* Set exercise *
Convert the items from the line containing "row-code-cell: 01 Б 00 70100 — [336, 148, 423, 168]" through the line containing "col-number-5: 5 — [506, 120, 569, 127]", inclusive, into a Markdown table with the columns Row and Entry, omitting any blank lines.

* Material for this exercise *
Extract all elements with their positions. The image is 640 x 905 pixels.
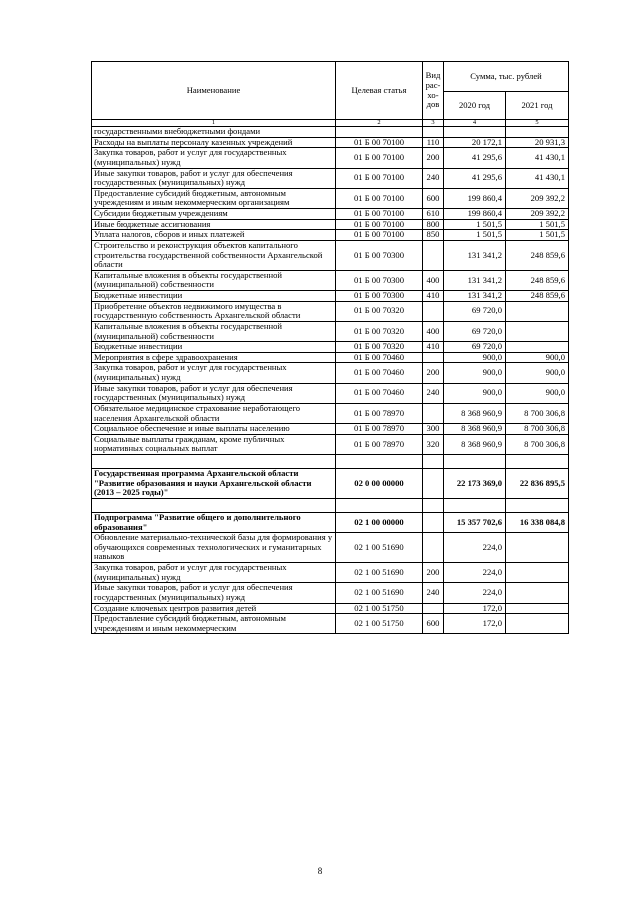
row-code-cell: 01 Б 00 70100 — [336, 148, 423, 168]
table-row — [92, 352, 569, 363]
row-value-2020-cell: 900,0 — [444, 363, 506, 383]
row-kind-cell — [423, 352, 444, 363]
table-row — [92, 168, 569, 188]
row-code-cell — [336, 127, 423, 138]
row-kind-cell — [423, 603, 444, 614]
row-value-2021-cell — [506, 563, 569, 583]
table-row — [92, 291, 569, 302]
row-kind-cell — [423, 240, 444, 270]
row-code-cell: 01 Б 00 70100 — [336, 137, 423, 148]
row-value-2020-cell: 131 341,2 — [444, 240, 506, 270]
col-number-4: 4 — [444, 120, 506, 127]
row-value-2021-cell: 209 392,2 — [506, 188, 569, 208]
table-row — [92, 434, 569, 454]
empty-cell — [423, 455, 444, 469]
col-number-5: 5 — [506, 120, 569, 127]
row-value-2021-cell: 900,0 — [506, 352, 569, 363]
table-row — [92, 614, 569, 634]
row-kind-cell: 610 — [423, 209, 444, 220]
row-code-cell: 01 Б 00 70100 — [336, 230, 423, 241]
page-number: 8 — [317, 866, 323, 876]
table-row — [92, 188, 569, 208]
row-name-cell: Иные бюджетные ассигнования — [92, 219, 336, 230]
row-code-cell: 02 1 00 51690 — [336, 533, 423, 563]
row-value-2021-cell: 41 430,1 — [506, 148, 569, 168]
row-name-cell: государственными внебюджетными фондами — [92, 127, 336, 138]
table-row — [92, 321, 569, 341]
row-value-2021-cell: 41 430,1 — [506, 168, 569, 188]
row-kind-cell — [423, 127, 444, 138]
row-name-cell: Уплата налогов, сборов и иных платежей — [92, 230, 336, 241]
table-row — [92, 230, 569, 241]
row-kind-cell: 400 — [423, 321, 444, 341]
row-value-2021-cell — [506, 321, 569, 341]
row-value-2020-cell: 224,0 — [444, 563, 506, 583]
row-code-cell: 01 Б 00 70300 — [336, 270, 423, 290]
row-value-2020-cell: 8 368 960,9 — [444, 434, 506, 454]
row-code-cell: 02 1 00 00000 — [336, 512, 423, 532]
row-name-cell: Мероприятия в сфере здравоохранения — [92, 352, 336, 363]
row-name-cell: Закупка товаров, работ и услуг для государственных (муниципальных) нужд — [92, 363, 336, 383]
spacer-row — [92, 455, 569, 469]
row-code-cell: 01 Б 00 78970 — [336, 434, 423, 454]
row-value-2021-cell: 248 859,6 — [506, 240, 569, 270]
row-value-2020-cell: 41 295,6 — [444, 168, 506, 188]
row-code-cell: 01 Б 00 78970 — [336, 403, 423, 423]
empty-cell — [423, 498, 444, 512]
row-value-2021-cell — [506, 603, 569, 614]
empty-cell — [506, 455, 569, 469]
row-value-2020-cell: 131 341,2 — [444, 270, 506, 290]
row-value-2020-cell: 900,0 — [444, 352, 506, 363]
row-value-2020-cell: 900,0 — [444, 383, 506, 403]
col-header-2021: 2021 год — [506, 92, 569, 120]
table-row — [92, 512, 569, 532]
row-kind-cell: 200 — [423, 563, 444, 583]
row-value-2020-cell: 199 860,4 — [444, 209, 506, 220]
empty-cell — [336, 498, 423, 512]
row-kind-cell — [423, 533, 444, 563]
col-number-1: 1 — [92, 120, 336, 127]
row-value-2021-cell: 248 859,6 — [506, 291, 569, 302]
row-kind-cell: 240 — [423, 168, 444, 188]
row-kind-cell: 300 — [423, 424, 444, 435]
table-row — [92, 240, 569, 270]
row-value-2020-cell: 20 172,1 — [444, 137, 506, 148]
row-code-cell: 01 Б 00 70320 — [336, 342, 423, 353]
row-code-cell: 01 Б 00 70320 — [336, 321, 423, 341]
row-name-cell: Бюджетные инвестиции — [92, 342, 336, 353]
row-name-cell: Социальные выплаты гражданам, кроме публичных нормативных социальных выплат — [92, 434, 336, 454]
row-name-cell: Подпрограмма "Развитие общего и дополнительного образования" — [92, 512, 336, 532]
row-value-2020-cell — [444, 127, 506, 138]
row-code-cell: 01 Б 00 78970 — [336, 424, 423, 435]
table-row — [92, 383, 569, 403]
row-name-cell: Расходы на выплаты персоналу казенных учреждений — [92, 137, 336, 148]
col-header-2020: 2020 год — [444, 92, 506, 120]
table-row — [92, 424, 569, 435]
col-header-sum: Сумма, тыс. рублей — [444, 62, 569, 92]
row-value-2020-cell: 224,0 — [444, 533, 506, 563]
row-value-2021-cell: 1 501,5 — [506, 230, 569, 241]
row-value-2021-cell: 248 859,6 — [506, 270, 569, 290]
row-code-cell: 02 1 00 51750 — [336, 614, 423, 634]
row-value-2020-cell: 41 295,6 — [444, 148, 506, 168]
table-row — [92, 563, 569, 583]
row-value-2020-cell: 22 173 369,0 — [444, 469, 506, 499]
table-row — [92, 137, 569, 148]
table-row — [92, 469, 569, 499]
table-row — [92, 363, 569, 383]
row-value-2020-cell: 69 720,0 — [444, 301, 506, 321]
row-code-cell: 01 Б 00 70320 — [336, 301, 423, 321]
row-kind-cell: 800 — [423, 219, 444, 230]
row-name-cell: Субсидии бюджетным учреждениям — [92, 209, 336, 220]
row-value-2021-cell: 8 700 306,8 — [506, 403, 569, 423]
row-name-cell: Социальное обеспечение и иные выплаты населению — [92, 424, 336, 435]
row-value-2020-cell: 15 357 702,6 — [444, 512, 506, 532]
empty-cell — [506, 498, 569, 512]
row-code-cell: 02 1 00 51690 — [336, 583, 423, 603]
row-kind-cell: 410 — [423, 291, 444, 302]
row-name-cell: Предоставление субсидий бюджетным, автономным учреждениям и иным некоммерческим организациям — [92, 188, 336, 208]
row-kind-cell: 850 — [423, 230, 444, 241]
row-value-2021-cell: 209 392,2 — [506, 209, 569, 220]
row-value-2021-cell — [506, 127, 569, 138]
row-name-cell: Закупка товаров, работ и услуг для государственных (муниципальных) нужд — [92, 148, 336, 168]
row-code-cell: 01 Б 00 70100 — [336, 209, 423, 220]
row-kind-cell: 600 — [423, 188, 444, 208]
row-value-2020-cell: 8 368 960,9 — [444, 424, 506, 435]
row-value-2021-cell — [506, 533, 569, 563]
row-value-2020-cell: 69 720,0 — [444, 321, 506, 341]
row-code-cell: 01 Б 00 70460 — [336, 383, 423, 403]
row-code-cell: 02 0 00 00000 — [336, 469, 423, 499]
row-name-cell: Капитальные вложения в объекты государственной (муниципальной) собственности — [92, 270, 336, 290]
row-name-cell: Строительство и реконструкция объектов капитального строительства государственной собственности Архангельской области — [92, 240, 336, 270]
row-code-cell: 01 Б 00 70300 — [336, 291, 423, 302]
row-name-cell: Приобретение объектов недвижимого имущества в государственную собственность Архангельской области — [92, 301, 336, 321]
row-name-cell: Обновление материально-технической базы для формирования у обучающихся современных технологических и гуманитарных навыков — [92, 533, 336, 563]
col-number-3: 3 — [423, 120, 444, 127]
row-value-2021-cell: 1 501,5 — [506, 219, 569, 230]
row-kind-cell: 240 — [423, 383, 444, 403]
row-code-cell: 01 Б 00 70100 — [336, 168, 423, 188]
table-row — [92, 603, 569, 614]
empty-cell — [92, 455, 336, 469]
table-row — [92, 219, 569, 230]
table-row — [92, 270, 569, 290]
col-header-kind: Вид рас-хо-дов — [423, 62, 444, 120]
row-name-cell: Закупка товаров, работ и услуг для государственных (муниципальных) нужд — [92, 563, 336, 583]
row-value-2021-cell — [506, 614, 569, 634]
empty-cell — [444, 455, 506, 469]
row-code-cell: 01 Б 00 70460 — [336, 363, 423, 383]
row-name-cell: Иные закупки товаров, работ и услуг для обеспечения государственных (муниципальных) нужд — [92, 168, 336, 188]
row-name-cell: Обязательное медицинское страхование неработающего населения Архангельской области — [92, 403, 336, 423]
row-kind-cell: 200 — [423, 363, 444, 383]
row-name-cell: Создание ключевых центров развития детей — [92, 603, 336, 614]
empty-cell — [92, 498, 336, 512]
row-name-cell: Предоставление субсидий бюджетным, автономным учреждениям и иным некоммерческим — [92, 614, 336, 634]
row-value-2020-cell: 8 368 960,9 — [444, 403, 506, 423]
row-value-2020-cell: 1 501,5 — [444, 230, 506, 241]
row-kind-cell: 320 — [423, 434, 444, 454]
row-code-cell: 02 1 00 51750 — [336, 603, 423, 614]
row-kind-cell — [423, 512, 444, 532]
row-code-cell: 01 Б 00 70100 — [336, 219, 423, 230]
row-value-2021-cell — [506, 583, 569, 603]
row-value-2020-cell: 69 720,0 — [444, 342, 506, 353]
table-row — [92, 342, 569, 353]
row-code-cell: 02 1 00 51690 — [336, 563, 423, 583]
col-number-2: 2 — [336, 120, 423, 127]
col-header-name: Наименование — [92, 62, 336, 120]
table-row — [92, 127, 569, 138]
table-row — [92, 301, 569, 321]
row-kind-cell — [423, 301, 444, 321]
row-value-2020-cell: 172,0 — [444, 603, 506, 614]
row-value-2021-cell: 900,0 — [506, 363, 569, 383]
row-name-cell: Бюджетные инвестиции — [92, 291, 336, 302]
row-value-2021-cell: 16 338 084,8 — [506, 512, 569, 532]
row-name-cell: Иные закупки товаров, работ и услуг для обеспечения государственных (муниципальных) нужд — [92, 383, 336, 403]
table-row — [92, 403, 569, 423]
empty-cell — [444, 498, 506, 512]
row-kind-cell: 110 — [423, 137, 444, 148]
row-code-cell: 01 Б 00 70460 — [336, 352, 423, 363]
spacer-row — [92, 498, 569, 512]
row-value-2020-cell: 1 501,5 — [444, 219, 506, 230]
col-header-code: Целевая статья — [336, 62, 423, 120]
row-code-cell: 01 Б 00 70300 — [336, 240, 423, 270]
row-value-2021-cell: 22 836 895,5 — [506, 469, 569, 499]
row-kind-cell: 400 — [423, 270, 444, 290]
row-value-2021-cell: 900,0 — [506, 383, 569, 403]
row-kind-cell — [423, 403, 444, 423]
table-row — [92, 533, 569, 563]
row-kind-cell — [423, 469, 444, 499]
row-name-cell: Иные закупки товаров, работ и услуг для обеспечения государственных (муниципальных) нужд — [92, 583, 336, 603]
row-value-2020-cell: 131 341,2 — [444, 291, 506, 302]
row-kind-cell: 200 — [423, 148, 444, 168]
row-name-cell: Государственная программа Архангельской области "Развитие образования и науки Архангельской области (2013 – 2025 годы)" — [92, 469, 336, 499]
row-kind-cell: 600 — [423, 614, 444, 634]
row-value-2021-cell: 8 700 306,8 — [506, 434, 569, 454]
table-row — [92, 209, 569, 220]
table-row — [92, 583, 569, 603]
row-value-2020-cell: 172,0 — [444, 614, 506, 634]
budget-table — [91, 61, 569, 634]
row-kind-cell: 240 — [423, 583, 444, 603]
row-value-2021-cell: 8 700 306,8 — [506, 424, 569, 435]
row-kind-cell: 410 — [423, 342, 444, 353]
row-value-2020-cell: 199 860,4 — [444, 188, 506, 208]
row-value-2020-cell: 224,0 — [444, 583, 506, 603]
row-value-2021-cell — [506, 301, 569, 321]
row-name-cell: Капитальные вложения в объекты государственной (муниципальной) собственности — [92, 321, 336, 341]
table-row — [92, 148, 569, 168]
empty-cell — [336, 455, 423, 469]
row-code-cell: 01 Б 00 70100 — [336, 188, 423, 208]
table-body — [92, 127, 569, 634]
row-value-2021-cell — [506, 342, 569, 353]
row-value-2021-cell: 20 931,3 — [506, 137, 569, 148]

* Task solution *
| Row | Entry |
|---|---|
| 1 | row-code-cell: 01 Б 00 70100 — [336, 148, 423, 168] |
| 2 | table-row — [92, 352, 569, 363] |
| 3 | row-value-2020-cell: 900,0 — [444, 363, 506, 383] |
| 4 | row-kind-cell — [423, 352, 444, 363] |
| 5 | table-row — [92, 168, 569, 188] |
| 6 | row-code-cell — [336, 127, 423, 138] |
| 7 | row-kind-cell — [423, 603, 444, 614] |
| 8 | row-value-2021-cell — [506, 563, 569, 583] |
| 9 | table-row — [92, 291, 569, 302] |
| 10 | row-kind-cell — [423, 240, 444, 270] |
| 11 | row-code-cell: 01 Б 00 70100 — [336, 137, 423, 148] |
| 12 | row-value-2020-cell: 131 341,2 — [444, 240, 506, 270] |
| 13 | col-number-4: 4 — [444, 120, 506, 127] |
| 14 | row-value-2021-cell: 209 392,2 — [506, 188, 569, 208] |
| 15 | table-row — [92, 434, 569, 454] |
| 16 | empty-cell — [423, 455, 444, 469] |
| 17 | col-number-5: 5 — [506, 120, 569, 127] |